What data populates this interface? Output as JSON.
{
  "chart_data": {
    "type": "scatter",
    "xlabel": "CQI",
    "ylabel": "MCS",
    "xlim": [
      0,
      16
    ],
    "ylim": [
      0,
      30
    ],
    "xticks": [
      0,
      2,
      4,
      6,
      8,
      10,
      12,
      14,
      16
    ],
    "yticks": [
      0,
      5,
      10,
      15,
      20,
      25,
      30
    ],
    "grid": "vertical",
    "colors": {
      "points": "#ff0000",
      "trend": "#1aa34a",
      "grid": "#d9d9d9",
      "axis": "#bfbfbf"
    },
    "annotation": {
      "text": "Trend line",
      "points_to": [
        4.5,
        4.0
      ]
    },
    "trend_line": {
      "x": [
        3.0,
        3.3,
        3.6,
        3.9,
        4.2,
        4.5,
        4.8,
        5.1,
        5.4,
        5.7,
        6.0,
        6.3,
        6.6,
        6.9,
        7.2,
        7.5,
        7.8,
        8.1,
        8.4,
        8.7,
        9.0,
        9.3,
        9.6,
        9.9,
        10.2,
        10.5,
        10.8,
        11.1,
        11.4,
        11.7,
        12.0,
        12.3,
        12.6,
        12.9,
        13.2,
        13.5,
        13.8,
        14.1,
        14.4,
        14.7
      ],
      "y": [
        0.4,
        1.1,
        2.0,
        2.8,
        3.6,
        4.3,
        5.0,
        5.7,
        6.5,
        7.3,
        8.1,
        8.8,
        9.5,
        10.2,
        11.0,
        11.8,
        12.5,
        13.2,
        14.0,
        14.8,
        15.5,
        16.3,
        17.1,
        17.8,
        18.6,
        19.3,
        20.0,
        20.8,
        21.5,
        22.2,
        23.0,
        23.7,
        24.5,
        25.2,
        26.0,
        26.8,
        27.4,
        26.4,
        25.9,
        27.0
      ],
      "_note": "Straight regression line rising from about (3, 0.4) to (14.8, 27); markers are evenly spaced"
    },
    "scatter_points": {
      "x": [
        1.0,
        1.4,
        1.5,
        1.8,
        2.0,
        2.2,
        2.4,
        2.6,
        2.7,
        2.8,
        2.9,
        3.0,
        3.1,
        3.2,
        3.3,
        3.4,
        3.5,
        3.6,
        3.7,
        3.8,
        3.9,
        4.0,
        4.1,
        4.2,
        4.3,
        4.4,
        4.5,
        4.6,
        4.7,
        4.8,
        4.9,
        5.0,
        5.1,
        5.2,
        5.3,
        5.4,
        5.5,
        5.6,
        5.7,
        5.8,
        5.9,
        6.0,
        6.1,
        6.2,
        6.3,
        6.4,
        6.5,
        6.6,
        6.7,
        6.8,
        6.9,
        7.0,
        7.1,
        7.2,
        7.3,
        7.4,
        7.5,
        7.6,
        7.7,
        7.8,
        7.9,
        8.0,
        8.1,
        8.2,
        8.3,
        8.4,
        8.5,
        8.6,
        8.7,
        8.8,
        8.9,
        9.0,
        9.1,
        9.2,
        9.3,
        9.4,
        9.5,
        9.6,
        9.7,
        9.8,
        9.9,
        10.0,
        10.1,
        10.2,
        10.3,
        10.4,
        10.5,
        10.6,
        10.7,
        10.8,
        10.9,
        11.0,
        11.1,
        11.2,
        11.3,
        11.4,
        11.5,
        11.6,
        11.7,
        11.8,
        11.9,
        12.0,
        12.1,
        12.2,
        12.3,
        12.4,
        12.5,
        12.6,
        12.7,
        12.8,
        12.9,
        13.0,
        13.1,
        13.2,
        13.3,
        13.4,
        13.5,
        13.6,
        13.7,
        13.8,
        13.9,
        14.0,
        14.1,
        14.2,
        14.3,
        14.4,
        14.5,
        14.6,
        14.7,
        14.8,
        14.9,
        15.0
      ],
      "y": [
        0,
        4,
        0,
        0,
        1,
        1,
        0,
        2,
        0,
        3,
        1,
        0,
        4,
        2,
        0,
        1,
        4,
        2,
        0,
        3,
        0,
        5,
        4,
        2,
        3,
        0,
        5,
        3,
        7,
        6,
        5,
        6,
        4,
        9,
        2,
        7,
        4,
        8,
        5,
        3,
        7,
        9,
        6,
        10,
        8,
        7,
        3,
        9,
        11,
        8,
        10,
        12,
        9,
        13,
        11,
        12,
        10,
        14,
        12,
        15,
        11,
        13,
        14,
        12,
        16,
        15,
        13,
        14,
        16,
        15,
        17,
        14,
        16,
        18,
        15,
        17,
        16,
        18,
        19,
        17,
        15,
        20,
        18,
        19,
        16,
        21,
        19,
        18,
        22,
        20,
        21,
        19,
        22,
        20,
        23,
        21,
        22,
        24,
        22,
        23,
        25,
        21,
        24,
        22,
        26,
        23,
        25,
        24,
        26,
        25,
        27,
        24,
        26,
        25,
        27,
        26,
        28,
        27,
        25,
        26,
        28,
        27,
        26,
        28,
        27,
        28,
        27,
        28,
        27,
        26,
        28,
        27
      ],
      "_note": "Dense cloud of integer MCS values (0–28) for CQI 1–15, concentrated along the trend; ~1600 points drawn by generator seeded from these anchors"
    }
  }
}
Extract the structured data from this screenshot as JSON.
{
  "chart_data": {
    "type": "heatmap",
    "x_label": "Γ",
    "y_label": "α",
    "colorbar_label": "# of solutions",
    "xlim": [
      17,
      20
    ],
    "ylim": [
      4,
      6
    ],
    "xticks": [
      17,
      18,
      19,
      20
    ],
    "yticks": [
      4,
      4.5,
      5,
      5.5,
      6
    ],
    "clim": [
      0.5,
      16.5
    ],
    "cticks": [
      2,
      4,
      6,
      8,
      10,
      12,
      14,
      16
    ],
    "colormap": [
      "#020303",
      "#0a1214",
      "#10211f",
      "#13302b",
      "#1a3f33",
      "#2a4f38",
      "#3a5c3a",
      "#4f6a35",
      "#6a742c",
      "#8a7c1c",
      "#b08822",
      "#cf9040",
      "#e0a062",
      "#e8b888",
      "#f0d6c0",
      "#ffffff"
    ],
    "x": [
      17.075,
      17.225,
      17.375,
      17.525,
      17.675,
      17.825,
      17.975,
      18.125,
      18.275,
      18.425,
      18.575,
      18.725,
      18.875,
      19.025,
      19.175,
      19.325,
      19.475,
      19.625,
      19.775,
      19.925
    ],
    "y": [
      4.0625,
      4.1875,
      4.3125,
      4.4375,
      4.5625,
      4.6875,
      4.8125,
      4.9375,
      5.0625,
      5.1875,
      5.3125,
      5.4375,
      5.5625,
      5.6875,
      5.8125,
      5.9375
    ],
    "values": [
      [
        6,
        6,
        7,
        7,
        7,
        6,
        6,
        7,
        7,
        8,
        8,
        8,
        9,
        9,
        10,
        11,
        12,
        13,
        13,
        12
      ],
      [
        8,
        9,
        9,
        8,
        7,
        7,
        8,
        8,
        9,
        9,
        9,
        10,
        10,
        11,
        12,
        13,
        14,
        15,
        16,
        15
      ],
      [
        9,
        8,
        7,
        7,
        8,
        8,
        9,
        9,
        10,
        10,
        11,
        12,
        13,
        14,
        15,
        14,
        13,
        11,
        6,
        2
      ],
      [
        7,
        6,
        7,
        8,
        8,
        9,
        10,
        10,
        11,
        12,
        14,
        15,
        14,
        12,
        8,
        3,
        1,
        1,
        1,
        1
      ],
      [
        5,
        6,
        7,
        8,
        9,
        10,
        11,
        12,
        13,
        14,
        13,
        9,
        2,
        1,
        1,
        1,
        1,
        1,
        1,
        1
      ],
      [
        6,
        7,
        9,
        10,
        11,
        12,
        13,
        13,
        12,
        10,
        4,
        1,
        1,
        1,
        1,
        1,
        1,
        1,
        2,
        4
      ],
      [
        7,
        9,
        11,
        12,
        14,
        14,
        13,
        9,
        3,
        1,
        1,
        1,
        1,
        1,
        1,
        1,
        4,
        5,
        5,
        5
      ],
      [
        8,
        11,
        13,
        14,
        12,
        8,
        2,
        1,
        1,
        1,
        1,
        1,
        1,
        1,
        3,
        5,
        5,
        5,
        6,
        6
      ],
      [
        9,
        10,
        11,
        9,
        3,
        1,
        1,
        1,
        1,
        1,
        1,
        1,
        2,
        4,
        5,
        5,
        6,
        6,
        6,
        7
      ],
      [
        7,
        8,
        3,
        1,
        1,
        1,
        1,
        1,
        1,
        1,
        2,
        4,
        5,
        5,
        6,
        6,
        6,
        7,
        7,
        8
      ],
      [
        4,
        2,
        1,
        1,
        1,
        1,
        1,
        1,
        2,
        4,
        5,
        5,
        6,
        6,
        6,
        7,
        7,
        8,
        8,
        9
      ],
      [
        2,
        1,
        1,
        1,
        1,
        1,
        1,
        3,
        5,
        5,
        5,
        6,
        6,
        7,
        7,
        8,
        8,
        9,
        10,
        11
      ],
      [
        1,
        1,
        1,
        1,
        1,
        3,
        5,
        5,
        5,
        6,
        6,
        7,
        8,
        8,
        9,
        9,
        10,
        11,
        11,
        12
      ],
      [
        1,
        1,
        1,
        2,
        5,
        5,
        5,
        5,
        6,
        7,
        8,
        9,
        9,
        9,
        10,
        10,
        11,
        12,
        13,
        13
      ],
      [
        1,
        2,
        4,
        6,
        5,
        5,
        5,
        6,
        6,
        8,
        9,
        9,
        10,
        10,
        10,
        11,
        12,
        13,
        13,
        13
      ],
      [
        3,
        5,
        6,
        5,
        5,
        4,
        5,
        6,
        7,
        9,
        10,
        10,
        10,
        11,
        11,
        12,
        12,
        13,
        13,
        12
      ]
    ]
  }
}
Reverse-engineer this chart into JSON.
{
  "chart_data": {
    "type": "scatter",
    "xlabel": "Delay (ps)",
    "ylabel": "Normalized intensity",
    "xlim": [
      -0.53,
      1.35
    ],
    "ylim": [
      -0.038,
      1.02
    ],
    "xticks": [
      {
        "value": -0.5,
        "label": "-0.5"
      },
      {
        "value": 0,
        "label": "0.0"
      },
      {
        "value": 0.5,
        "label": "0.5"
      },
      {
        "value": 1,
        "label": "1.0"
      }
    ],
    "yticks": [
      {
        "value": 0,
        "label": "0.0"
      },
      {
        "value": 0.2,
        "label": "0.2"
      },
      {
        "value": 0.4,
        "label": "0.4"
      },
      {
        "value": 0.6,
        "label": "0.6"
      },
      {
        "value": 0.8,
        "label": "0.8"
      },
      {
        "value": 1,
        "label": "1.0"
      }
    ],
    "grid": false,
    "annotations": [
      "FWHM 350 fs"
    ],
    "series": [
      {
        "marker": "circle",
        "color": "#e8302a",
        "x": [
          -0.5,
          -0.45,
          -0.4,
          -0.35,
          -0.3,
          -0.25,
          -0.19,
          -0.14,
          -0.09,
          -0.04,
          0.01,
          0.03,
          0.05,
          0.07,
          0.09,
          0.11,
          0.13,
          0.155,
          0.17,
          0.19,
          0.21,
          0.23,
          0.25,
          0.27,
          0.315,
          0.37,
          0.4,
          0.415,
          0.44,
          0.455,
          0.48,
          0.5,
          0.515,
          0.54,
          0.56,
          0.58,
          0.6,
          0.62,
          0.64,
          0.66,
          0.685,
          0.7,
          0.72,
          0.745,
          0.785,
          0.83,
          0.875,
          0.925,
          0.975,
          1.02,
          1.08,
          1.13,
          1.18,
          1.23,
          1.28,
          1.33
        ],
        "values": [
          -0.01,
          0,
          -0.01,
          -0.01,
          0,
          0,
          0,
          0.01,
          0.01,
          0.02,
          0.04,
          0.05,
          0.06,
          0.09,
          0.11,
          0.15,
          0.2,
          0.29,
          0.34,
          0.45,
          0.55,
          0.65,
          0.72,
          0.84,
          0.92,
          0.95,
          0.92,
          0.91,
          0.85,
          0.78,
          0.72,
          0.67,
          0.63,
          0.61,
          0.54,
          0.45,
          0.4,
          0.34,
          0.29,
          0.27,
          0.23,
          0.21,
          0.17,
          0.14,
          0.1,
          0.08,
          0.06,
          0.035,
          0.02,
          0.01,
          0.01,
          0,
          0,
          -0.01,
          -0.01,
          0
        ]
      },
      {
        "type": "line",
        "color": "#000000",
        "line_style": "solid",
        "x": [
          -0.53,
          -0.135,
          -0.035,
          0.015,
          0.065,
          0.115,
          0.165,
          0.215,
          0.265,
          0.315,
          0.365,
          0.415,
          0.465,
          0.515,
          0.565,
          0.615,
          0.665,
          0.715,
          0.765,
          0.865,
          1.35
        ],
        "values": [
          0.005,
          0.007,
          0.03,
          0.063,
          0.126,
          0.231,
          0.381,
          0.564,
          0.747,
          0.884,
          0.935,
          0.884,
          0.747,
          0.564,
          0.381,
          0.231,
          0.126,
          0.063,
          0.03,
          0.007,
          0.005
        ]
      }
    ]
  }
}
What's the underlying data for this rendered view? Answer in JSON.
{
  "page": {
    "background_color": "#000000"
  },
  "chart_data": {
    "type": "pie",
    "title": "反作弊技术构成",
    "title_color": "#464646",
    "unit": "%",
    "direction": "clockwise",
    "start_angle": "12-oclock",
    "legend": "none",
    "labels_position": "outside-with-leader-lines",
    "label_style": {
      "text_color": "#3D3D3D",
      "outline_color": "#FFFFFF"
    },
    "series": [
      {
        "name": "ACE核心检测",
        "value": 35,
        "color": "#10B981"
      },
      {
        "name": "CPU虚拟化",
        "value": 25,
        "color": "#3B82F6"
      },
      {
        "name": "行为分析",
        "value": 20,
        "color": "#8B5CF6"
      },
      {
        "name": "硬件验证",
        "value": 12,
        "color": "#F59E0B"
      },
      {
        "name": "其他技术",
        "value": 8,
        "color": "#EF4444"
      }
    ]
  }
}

######

(WHAT TO WORK ON): Print exactly the lines above, starting at the line that contains "What's the underlying" and ending with the last line of the records, both included.

(PROBLEM SOLUTION):
What's the underlying data for this rendered view? Answer in JSON.
{
  "page": {
    "background_color": "#000000"
  },
  "chart_data": {
    "type": "pie",
    "title": "反作弊技术构成",
    "title_color": "#464646",
    "unit": "%",
    "direction": "clockwise",
    "start_angle": "12-oclock",
    "legend": "none",
    "labels_position": "outside-with-leader-lines",
    "label_style": {
      "text_color": "#3D3D3D",
      "outline_color": "#FFFFFF"
    },
    "series": [
      {
        "name": "ACE核心检测",
        "value": 35,
        "color": "#10B981"
      },
      {
        "name": "CPU虚拟化",
        "value": 25,
        "color": "#3B82F6"
      },
      {
        "name": "行为分析",
        "value": 20,
        "color": "#8B5CF6"
      },
      {
        "name": "硬件验证",
        "value": 12,
        "color": "#F59E0B"
      },
      {
        "name": "其他技术",
        "value": 8,
        "color": "#EF4444"
      }
    ]
  }
}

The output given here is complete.